[Selection]:
U.S. patent number 3,930,368 [Application Number 05/531,875] was granted by the patent office on 1976-01-06 for combustion liner air valve.
This patent grant is currently assigned to General Motors Corporation. Invention is credited to Robert D. Anderson, Daniel W. Hyden.
United States Patent |
3,930,368 |
Anderson , et al. |
January 6, 1976 |
Combustion liner air valve
Abstract
A combustion liner suitable for an automotive gas turbine has
variable primary and secondary air admission ports through the wall
of the liner. The areas of these sets of ports are varied jointly
by two annular valve sleeve assemblies reciprocable on the surface
of the liner. Each valve sleeve assembly comprises an outer rigid
ring, four approximately quarter-cylindrical valve plates extending
around the outer surface of the liner within the ring and coupled
to the ring for reciprocation by it, and a leaf spring disposed
between the ring and each valve plate to hold the valve plate in
contact with the liner.
Inventors: |
Anderson; Robert D.
(Indianapolis, IN), Hyden; Daniel W. (Indianapolis, IN) |
Assignee: |
General Motors Corporation
(Detroit, MI)
|
Family
ID: |
24119413 |
Appl.
No.: |
05/531,875 |
Filed: |
December 12, 1974 |
Current U.S.
Class: |
60/39.23 |
Current CPC
Class: |
F23R
3/26 (20130101); F23R 3/30 (20130101) |
Current International
Class: |
F23R
3/02 (20060101); F23R 3/30 (20060101); F23R
3/26 (20060101); F02C 009/14 () |
Field of
Search: |
;60/39.23,39.27,39.29,39.65 |
References Cited
[Referenced By]
U.S. Patent Documents
Foreign Patent Documents
Primary Examiner: Gordon; Clarence R.
Attorney, Agent or Firm: Fitzpatrick; Paul
Claims
We claim:
1. Means for controlling flow of hot gas comprising, in
combination, a substantially cylindrical body defined by a wall
with ports through the wall adapted for flow of hot gas from one
surface of the wall through the ports to the other surface of the
wall and slide valve means movable relative to the body to vary the
area of the said ports, wherein the improvement comprises slide
valve means including a movable actuating ring extending around the
body overlying the surface which is upstream in the direction of
flow through the ports; a circumferential row of part-cylindrical
valve plates disposed between the actuating ring and the body
configured to slide on the surface of the body to throttle the said
ports variably; means coupling the valve plates to the actuating
ring for concurrent movement; and spring means mounted between the
actuating ring and the valve plates reacting against the ring and
the plates to press the plates against the body.

[Objective A]:
For each statement, say yes or no on whether the air valve patent supports it, and quote the exact words of the air valve patent that settle it: (i) the patent was granted in 1976; (ii) each valve sleeve assembly has six valve plates; (iii) the patent is assigned to General Motors Corporation.
[Objective B]:
Write out a part of the air valve patent again with "General Motors Corporation" swapped for "GM". Begin at the words "U.S. patent number" and stop after "Daniel W. Hyden.".
[Objective C]:
Shorten the paragraph of the air valve patent that begins "A combustion liner suitable for an automotive gas turbine", keeping its main facts.
The listing after this point has no role in what is asked here.

[Recorded information]:
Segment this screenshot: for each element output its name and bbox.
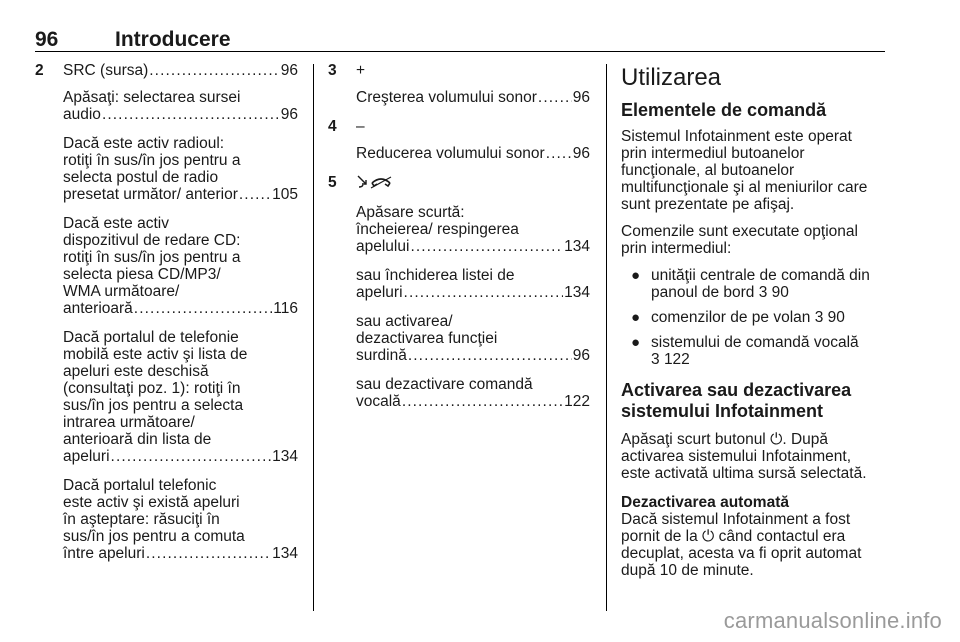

[Problem solution A]:
(i) Yes: "was granted by the patent office on 1976-01-06"
(ii) No: "four approximately quarter-cylindrical valve plates"
(iii) Yes: "This patent grant is currently assigned to General Motors Corporation."

[Problem solution B]:
U.S. patent number 3,930,368 [Application Number 05/531,875] was granted by the patent office on 1976-01-06 for combustion liner air valve.
This patent grant is currently assigned to GM. Invention is credited to Robert D. Anderson, Daniel W. Hyden.

[Problem solution C]:
A combustion liner for an automotive gas turbine has variable primary and secondary air ports in its wall. Two annular valve sleeve assemblies slide back and forth on the liner and vary the areas of both sets of ports together. Each assembly has a rigid outer ring and four roughly quarter-cylindrical valve plates inside the ring, which moves them. A leaf spring between the ring and each plate holds that plate against the liner.